_WHAT YOU SHOULD DO:_ In the entries below, identify every line with the string "Jaworznie" and copy it.

** START OF DATA SUPPLIED **

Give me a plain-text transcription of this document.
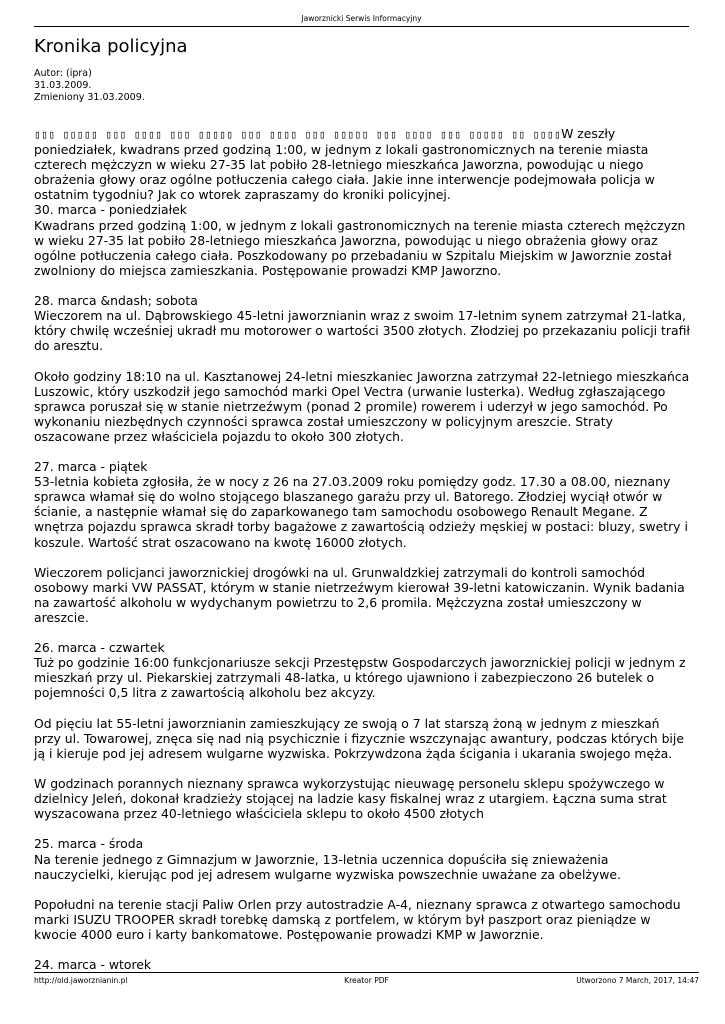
Jaworznicki Serwis Informacyjny
Kronika policyjna
Autor: (ipra)
31.03.2009.
Zmieniony 31.03.2009.

▯▯▯ ▯▯▯▯▯ ▯▯▯ ▯▯▯▯ ▯▯▯ ▯▯▯▯▯ ▯▯▯ ▯▯▯▯ ▯▯▯ ▯▯▯▯▯ ▯▯▯ ▯▯▯▯ ▯▯▯ ▯▯▯▯▯ ▯▯ ▯▯▯▯W zeszły poniedziałek, kwadrans przed godziną 1:00, w jednym z lokali gastronomicznych na terenie miasta czterech mężczyzn w wieku 27-35 lat pobiło 28-letniego mieszkańca Jaworzna, powodując u niego obrażenia głowy oraz ogólne potłuczenia całego ciała. Jakie inne interwencje podejmowała policja w ostatnim tygodniu? Jak co wtorek zapraszamy do kroniki policyjnej.

30. marca - poniedziałek

Kwadrans przed godziną 1:00, w jednym z lokali gastronomicznych na terenie miasta czterech mężczyzn w wieku 27-35 lat pobiło 28-letniego mieszkańca Jaworzna, powodując u niego obrażenia głowy oraz ogólne potłuczenia całego ciała. Poszkodowany po przebadaniu w Szpitalu Miejskim w Jaworznie został zwolniony do miejsca zamieszkania. Postępowanie prowadzi KMP Jaworzno.

28. marca &ndash; sobota

Wieczorem na ul. Dąbrowskiego 45-letni jaworznianin wraz z swoim 17-letnim synem zatrzymał 21-latka, który chwilę wcześniej ukradł mu motorower o wartości 3500 złotych. Złodziej po przekazaniu policji trafił do aresztu.

Około godziny 18:10 na ul. Kasztanowej 24-letni mieszkaniec Jaworzna zatrzymał 22-letniego mieszkańca Luszowic, który uszkodził jego samochód marki Opel Vectra (urwanie lusterka). Według zgłaszającego sprawca poruszał się w stanie nietrzeźwym (ponad 2 promile) rowerem i uderzył w jego samochód. Po wykonaniu niezbędnych czynności sprawca został umieszczony w policyjnym areszcie. Straty oszacowane przez właściciela pojazdu to około 300 złotych.

27. marca - piątek

53-letnia kobieta zgłosiła, że w nocy z 26 na 27.03.2009 roku pomiędzy godz. 17.30 a 08.00, nieznany sprawca włamał się do wolno stojącego blaszanego garażu przy ul. Batorego. Złodziej wyciął otwór w ścianie, a następnie włamał się do zaparkowanego tam samochodu osobowego Renault Megane. Z wnętrza pojazdu sprawca skradł torby bagażowe z zawartością odzieży męskiej w postaci: bluzy, swetry i koszule. Wartość strat oszacowano na kwotę 16000 złotych.

Wieczorem policjanci jaworznickiej drogówki na ul. Grunwaldzkiej zatrzymali do kontroli samochód osobowy marki VW PASSAT, którym w stanie nietrzeźwym kierował 39-letni katowiczanin. Wynik badania na zawartość alkoholu w wydychanym powietrzu to 2,6 promila. Mężczyzna został umieszczony w areszcie.

26. marca - czwartek

Tuż po godzinie 16:00 funkcjonariusze sekcji Przestępstw Gospodarczych jaworznickiej policji w jednym z mieszkań przy ul. Piekarskiej zatrzymali 48-latka, u którego ujawniono i zabezpieczono 26 butelek o pojemności 0,5 litra z zawartością alkoholu bez akcyzy.

Od pięciu lat 55-letni jaworznianin zamieszkujący ze swoją o 7 lat starszą żoną w jednym z mieszkań przy ul. Towarowej, znęca się nad nią psychicznie i fizycznie wszczynając awantury, podczas których bije ją i kieruje pod jej adresem wulgarne wyzwiska. Pokrzywdzona żąda ścigania i ukarania swojego męża.

W godzinach porannych nieznany sprawca wykorzystując nieuwagę personelu sklepu spożywczego w dzielnicy Jeleń, dokonał kradzieży stojącej na ladzie kasy fiskalnej wraz z utargiem. Łączna suma strat wyszacowana przez 40-letniego właściciela sklepu to około 4500 złotych

25. marca - środa

Na terenie jednego z Gimnazjum w Jaworznie, 13-letnia uczennica dopuściła się znieważenia nauczycielki, kierując pod jej adresem wulgarne wyzwiska powszechnie uważane za obelżywe.

Popołudni na terenie stacji Paliw Orlen przy autostradzie A-4, nieznany sprawca z otwartego samochodu marki ISUZU TROOPER skradł torebkę damską z portfelem, w którym był paszport oraz pieniądze w kwocie 4000 euro i karty bankomatowe. Postępowanie prowadzi KMP w Jaworznie.

24. marca - wtorek
http://old.jaworznianin.pl	Kreator PDF	Utworzono 7 March, 2017, 14:47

** END OF DATA SUPPLIED **

_OUTPUT OF THE TASK:_
Kwadrans przed godziną 1:00, w jednym z lokali gastronomicznych na terenie miasta czterech mężczyzn w wieku 27-35 lat pobiło 28-letniego mieszkańca Jaworzna, powodując u niego obrażenia głowy oraz ogólne potłuczenia całego ciała. Poszkodowany po przebadaniu w Szpitalu Miejskim w Jaworznie został zwolniony do miejsca zamieszkania. Postępowanie prowadzi KMP Jaworzno.
Na terenie jednego z Gimnazjum w Jaworznie, 13-letnia uczennica dopuściła się znieważenia nauczycielki, kierując pod jej adresem wulgarne wyzwiska powszechnie uważane za obelżywe.
Popołudni na terenie stacji Paliw Orlen przy autostradzie A-4, nieznany sprawca z otwartego samochodu marki ISUZU TROOPER skradł torebkę damską z portfelem, w którym był paszport oraz pieniądze w kwocie 4000 euro i karty bankomatowe. Postępowanie prowadzi KMP w Jaworznie.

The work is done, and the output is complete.